To do:
What follows are records. Restate all of them word for word.

═══ Exercise inputs ═══

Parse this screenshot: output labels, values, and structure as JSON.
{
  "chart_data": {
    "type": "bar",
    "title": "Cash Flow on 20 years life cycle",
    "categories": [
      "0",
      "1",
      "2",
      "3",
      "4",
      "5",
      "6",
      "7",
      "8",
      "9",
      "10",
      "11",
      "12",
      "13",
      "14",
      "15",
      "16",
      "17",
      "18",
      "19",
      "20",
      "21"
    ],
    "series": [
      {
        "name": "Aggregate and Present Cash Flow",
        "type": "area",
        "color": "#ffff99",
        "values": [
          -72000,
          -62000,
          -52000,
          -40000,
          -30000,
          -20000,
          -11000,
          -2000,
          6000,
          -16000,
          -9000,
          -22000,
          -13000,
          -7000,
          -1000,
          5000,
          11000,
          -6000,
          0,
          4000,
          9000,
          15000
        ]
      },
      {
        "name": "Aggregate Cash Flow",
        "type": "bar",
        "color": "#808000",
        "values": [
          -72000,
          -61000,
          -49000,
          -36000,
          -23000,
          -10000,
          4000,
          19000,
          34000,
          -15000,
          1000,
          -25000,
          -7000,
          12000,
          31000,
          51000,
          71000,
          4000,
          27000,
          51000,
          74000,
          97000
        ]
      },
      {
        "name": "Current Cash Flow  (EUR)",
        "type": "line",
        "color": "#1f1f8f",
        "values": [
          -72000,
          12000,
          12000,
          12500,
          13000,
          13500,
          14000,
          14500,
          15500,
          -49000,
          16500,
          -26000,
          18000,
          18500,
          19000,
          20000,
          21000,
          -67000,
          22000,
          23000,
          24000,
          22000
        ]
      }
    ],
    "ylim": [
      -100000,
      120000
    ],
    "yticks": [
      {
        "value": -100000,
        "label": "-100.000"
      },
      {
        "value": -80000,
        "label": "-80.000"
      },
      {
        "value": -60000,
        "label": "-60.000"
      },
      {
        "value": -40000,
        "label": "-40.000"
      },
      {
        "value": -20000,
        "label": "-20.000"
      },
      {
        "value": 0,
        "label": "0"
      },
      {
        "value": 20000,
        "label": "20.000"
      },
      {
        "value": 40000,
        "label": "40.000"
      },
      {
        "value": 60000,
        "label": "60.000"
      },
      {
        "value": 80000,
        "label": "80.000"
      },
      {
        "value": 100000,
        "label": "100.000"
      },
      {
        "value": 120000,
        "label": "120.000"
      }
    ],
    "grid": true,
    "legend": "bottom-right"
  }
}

═══

Written reply:
Parse this screenshot: output labels, values, and structure as JSON.
{
  "chart_data": {
    "type": "bar",
    "title": "Cash Flow on 20 years life cycle",
    "categories": [
      "0",
      "1",
      "2",
      "3",
      "4",
      "5",
      "6",
      "7",
      "8",
      "9",
      "10",
      "11",
      "12",
      "13",
      "14",
      "15",
      "16",
      "17",
      "18",
      "19",
      "20",
      "21"
    ],
    "series": [
      {
        "name": "Aggregate and Present Cash Flow",
        "type": "area",
        "color": "#ffff99",
        "values": [
          -72000,
          -62000,
          -52000,
          -40000,
          -30000,
          -20000,
          -11000,
          -2000,
          6000,
          -16000,
          -9000,
          -22000,
          -13000,
          -7000,
          -1000,
          5000,
          11000,
          -6000,
          0,
          4000,
          9000,
          15000
        ]
      },
      {
        "name": "Aggregate Cash Flow",
        "type": "bar",
        "color": "#808000",
        "values": [
          -72000,
          -61000,
          -49000,
          -36000,
          -23000,
          -10000,
          4000,
          19000,
          34000,
          -15000,
          1000,
          -25000,
          -7000,
          12000,
          31000,
          51000,
          71000,
          4000,
          27000,
          51000,
          74000,
          97000
        ]
      },
      {
        "name": "Current Cash Flow  (EUR)",
        "type": "line",
        "color": "#1f1f8f",
        "values": [
          -72000,
          12000,
          12000,
          12500,
          13000,
          13500,
          14000,
          14500,
          15500,
          -49000,
          16500,
          -26000,
          18000,
          18500,
          19000,
          20000,
          21000,
          -67000,
          22000,
          23000,
          24000,
          22000
        ]
      }
    ],
    "ylim": [
      -100000,
      120000
    ],
    "yticks": [
      {
        "value": -100000,
        "label": "-100.000"
      },
      {
        "value": -80000,
        "label": "-80.000"
      },
      {
        "value": -60000,
        "label": "-60.000"
      },
      {
        "value": -40000,
        "label": "-40.000"
      },
      {
        "value": -20000,
        "label": "-20.000"
      },
      {
        "value": 0,
        "label": "0"
      },
      {
        "value": 20000,
        "label": "20.000"
      },
      {
        "value": 40000,
        "label": "40.000"
      },
      {
        "value": 60000,
        "label": "60.000"
      },
      {
        "value": 80000,
        "label": "80.000"
      },
      {
        "value": 100000,
        "label": "100.000"
      },
      {
        "value": 120000,
        "label": "120.000"
      }
    ],
    "grid": true,
    "legend": "bottom-right"
  }
}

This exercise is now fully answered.